TASK REQUIREMENTS>
Output the records. Match them exactly.

[Begin]

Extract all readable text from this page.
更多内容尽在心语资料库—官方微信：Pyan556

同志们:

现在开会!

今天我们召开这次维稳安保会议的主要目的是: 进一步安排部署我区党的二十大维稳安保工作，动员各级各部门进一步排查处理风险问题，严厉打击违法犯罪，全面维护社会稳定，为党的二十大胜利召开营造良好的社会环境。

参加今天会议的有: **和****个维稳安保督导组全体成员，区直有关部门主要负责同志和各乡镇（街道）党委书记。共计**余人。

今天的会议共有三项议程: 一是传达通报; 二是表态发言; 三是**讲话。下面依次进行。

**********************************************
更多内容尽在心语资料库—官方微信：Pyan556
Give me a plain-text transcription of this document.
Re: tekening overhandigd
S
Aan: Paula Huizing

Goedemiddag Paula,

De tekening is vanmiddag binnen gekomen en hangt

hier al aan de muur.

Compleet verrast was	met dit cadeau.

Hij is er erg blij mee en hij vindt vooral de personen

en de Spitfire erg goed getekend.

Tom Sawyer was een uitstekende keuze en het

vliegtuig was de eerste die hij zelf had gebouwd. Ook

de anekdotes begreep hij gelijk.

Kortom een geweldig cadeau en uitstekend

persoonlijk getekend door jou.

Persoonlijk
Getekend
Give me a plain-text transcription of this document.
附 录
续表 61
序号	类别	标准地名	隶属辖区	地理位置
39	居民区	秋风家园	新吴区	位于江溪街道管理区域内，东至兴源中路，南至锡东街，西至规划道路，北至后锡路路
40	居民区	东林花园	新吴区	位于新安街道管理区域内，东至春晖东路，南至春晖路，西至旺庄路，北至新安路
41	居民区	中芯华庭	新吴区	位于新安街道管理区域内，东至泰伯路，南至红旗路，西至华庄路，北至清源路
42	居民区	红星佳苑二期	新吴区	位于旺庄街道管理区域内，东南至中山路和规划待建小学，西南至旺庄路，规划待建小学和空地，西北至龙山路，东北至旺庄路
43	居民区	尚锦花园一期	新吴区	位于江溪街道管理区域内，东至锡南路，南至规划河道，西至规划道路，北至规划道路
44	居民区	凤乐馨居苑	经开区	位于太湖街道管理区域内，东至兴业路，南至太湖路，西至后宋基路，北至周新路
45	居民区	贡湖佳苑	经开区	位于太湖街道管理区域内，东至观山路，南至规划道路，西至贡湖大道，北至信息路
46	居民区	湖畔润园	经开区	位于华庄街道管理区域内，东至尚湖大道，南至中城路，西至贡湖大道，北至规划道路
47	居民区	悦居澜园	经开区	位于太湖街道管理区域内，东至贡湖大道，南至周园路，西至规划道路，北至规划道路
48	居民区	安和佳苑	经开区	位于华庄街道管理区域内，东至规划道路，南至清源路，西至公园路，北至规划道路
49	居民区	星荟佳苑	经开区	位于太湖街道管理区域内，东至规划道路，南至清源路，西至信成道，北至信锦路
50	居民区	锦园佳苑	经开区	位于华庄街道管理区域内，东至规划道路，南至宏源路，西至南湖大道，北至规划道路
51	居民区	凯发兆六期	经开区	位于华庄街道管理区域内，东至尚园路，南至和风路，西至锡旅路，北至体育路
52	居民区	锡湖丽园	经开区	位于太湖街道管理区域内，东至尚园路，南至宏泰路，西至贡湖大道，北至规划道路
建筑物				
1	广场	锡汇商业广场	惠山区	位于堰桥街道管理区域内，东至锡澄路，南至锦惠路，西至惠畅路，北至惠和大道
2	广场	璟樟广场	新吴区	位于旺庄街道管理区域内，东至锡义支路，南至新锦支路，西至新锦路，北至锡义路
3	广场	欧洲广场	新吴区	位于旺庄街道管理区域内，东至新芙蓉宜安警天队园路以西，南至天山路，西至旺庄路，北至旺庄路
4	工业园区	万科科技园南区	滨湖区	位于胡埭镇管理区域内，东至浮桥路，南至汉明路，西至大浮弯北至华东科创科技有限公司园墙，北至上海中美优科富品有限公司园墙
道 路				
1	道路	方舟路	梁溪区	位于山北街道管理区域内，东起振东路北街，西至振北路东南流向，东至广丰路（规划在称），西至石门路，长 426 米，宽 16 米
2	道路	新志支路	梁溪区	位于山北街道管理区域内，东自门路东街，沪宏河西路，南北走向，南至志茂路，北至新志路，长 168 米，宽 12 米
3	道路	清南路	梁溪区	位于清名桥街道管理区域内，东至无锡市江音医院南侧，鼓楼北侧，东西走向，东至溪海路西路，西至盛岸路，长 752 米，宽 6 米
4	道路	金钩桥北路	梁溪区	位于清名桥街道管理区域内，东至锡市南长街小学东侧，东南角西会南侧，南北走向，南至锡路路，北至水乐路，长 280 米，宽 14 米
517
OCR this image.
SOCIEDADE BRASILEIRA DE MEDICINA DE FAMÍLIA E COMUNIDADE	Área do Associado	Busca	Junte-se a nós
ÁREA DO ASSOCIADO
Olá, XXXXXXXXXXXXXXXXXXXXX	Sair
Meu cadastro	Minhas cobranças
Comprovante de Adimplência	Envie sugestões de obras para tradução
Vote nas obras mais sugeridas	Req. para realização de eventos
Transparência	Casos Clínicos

[End]

TASK ANSWER>
Extract all readable text from this page.
更多内容尽在心语资料库—官方微信：Pyan556

同志们:

现在开会!

今天我们召开这次维稳安保会议的主要目的是: 进一步安排部署我区党的二十大维稳安保工作，动员各级各部门进一步排查处理风险问题，严厉打击违法犯罪，全面维护社会稳定，为党的二十大胜利召开营造良好的社会环境。

参加今天会议的有: **和****个维稳安保督导组全体成员，区直有关部门主要负责同志和各乡镇（街道）党委书记。共计**余人。

今天的会议共有三项议程: 一是传达通报; 二是表态发言; 三是**讲话。下面依次进行。

**********************************************
更多内容尽在心语资料库—官方微信：Pyan556
Give me a plain-text transcription of this document.
Re: tekening overhandigd
S
Aan: Paula Huizing

Goedemiddag Paula,

De tekening is vanmiddag binnen gekomen en hangt

hier al aan de muur.

Compleet verrast was	met dit cadeau.

Hij is er erg blij mee en hij vindt vooral de personen

en de Spitfire erg goed getekend.

Tom Sawyer was een uitstekende keuze en het

vliegtuig was de eerste die hij zelf had gebouwd. Ook

de anekdotes begreep hij gelijk.

Kortom een geweldig cadeau en uitstekend

persoonlijk getekend door jou.

Persoonlijk
Getekend
Give me a plain-text transcription of this document.
附 录
续表 61
序号	类别	标准地名	隶属辖区	地理位置
39	居民区	秋风家园	新吴区	位于江溪街道管理区域内，东至兴源中路，南至锡东街，西至规划道路，北至后锡路路
40	居民区	东林花园	新吴区	位于新安街道管理区域内，东至春晖东路，南至春晖路，西至旺庄路，北至新安路
41	居民区	中芯华庭	新吴区	位于新安街道管理区域内，东至泰伯路，南至红旗路，西至华庄路，北至清源路
42	居民区	红星佳苑二期	新吴区	位于旺庄街道管理区域内，东南至中山路和规划待建小学，西南至旺庄路，规划待建小学和空地，西北至龙山路，东北至旺庄路
43	居民区	尚锦花园一期	新吴区	位于江溪街道管理区域内，东至锡南路，南至规划河道，西至规划道路，北至规划道路
44	居民区	凤乐馨居苑	经开区	位于太湖街道管理区域内，东至兴业路，南至太湖路，西至后宋基路，北至周新路
45	居民区	贡湖佳苑	经开区	位于太湖街道管理区域内，东至观山路，南至规划道路，西至贡湖大道，北至信息路
46	居民区	湖畔润园	经开区	位于华庄街道管理区域内，东至尚湖大道，南至中城路，西至贡湖大道，北至规划道路
47	居民区	悦居澜园	经开区	位于太湖街道管理区域内，东至贡湖大道，南至周园路，西至规划道路，北至规划道路
48	居民区	安和佳苑	经开区	位于华庄街道管理区域内，东至规划道路，南至清源路，西至公园路，北至规划道路
49	居民区	星荟佳苑	经开区	位于太湖街道管理区域内，东至规划道路，南至清源路，西至信成道，北至信锦路
50	居民区	锦园佳苑	经开区	位于华庄街道管理区域内，东至规划道路，南至宏源路，西至南湖大道，北至规划道路
51	居民区	凯发兆六期	经开区	位于华庄街道管理区域内，东至尚园路，南至和风路，西至锡旅路，北至体育路
52	居民区	锡湖丽园	经开区	位于太湖街道管理区域内，东至尚园路，南至宏泰路，西至贡湖大道，北至规划道路
建筑物				
1	广场	锡汇商业广场	惠山区	位于堰桥街道管理区域内，东至锡澄路，南至锦惠路，西至惠畅路，北至惠和大道
2	广场	璟樟广场	新吴区	位于旺庄街道管理区域内，东至锡义支路，南至新锦支路，西至新锦路，北至锡义路
3	广场	欧洲广场	新吴区	位于旺庄街道管理区域内，东至新芙蓉宜安警天队园路以西，南至天山路，西至旺庄路，北至旺庄路
4	工业园区	万科科技园南区	滨湖区	位于胡埭镇管理区域内，东至浮桥路，南至汉明路，西至大浮弯北至华东科创科技有限公司园墙，北至上海中美优科富品有限公司园墙
道 路				
1	道路	方舟路	梁溪区	位于山北街道管理区域内，东起振东路北街，西至振北路东南流向，东至广丰路（规划在称），西至石门路，长 426 米，宽 16 米
2	道路	新志支路	梁溪区	位于山北街道管理区域内，东自门路东街，沪宏河西路，南北走向，南至志茂路，北至新志路，长 168 米，宽 12 米
3	道路	清南路	梁溪区	位于清名桥街道管理区域内，东至无锡市江音医院南侧，鼓楼北侧，东西走向，东至溪海路西路，西至盛岸路，长 752 米，宽 6 米
4	道路	金钩桥北路	梁溪区	位于清名桥街道管理区域内，东至锡市南长街小学东侧，东南角西会南侧，南北走向，南至锡路路，北至水乐路，长 280 米，宽 14 米
517
OCR this image.
SOCIEDADE BRASILEIRA DE MEDICINA DE FAMÍLIA E COMUNIDADE	Área do Associado	Busca	Junte-se a nós
ÁREA DO ASSOCIADO
Olá, XXXXXXXXXXXXXXXXXXXXX	Sair
Meu cadastro	Minhas cobranças
Comprovante de Adimplência	Envie sugestões de obras para tradução
Vote nas obras mais sugeridas	Req. para realização de eventos
Transparência	Casos Clínicos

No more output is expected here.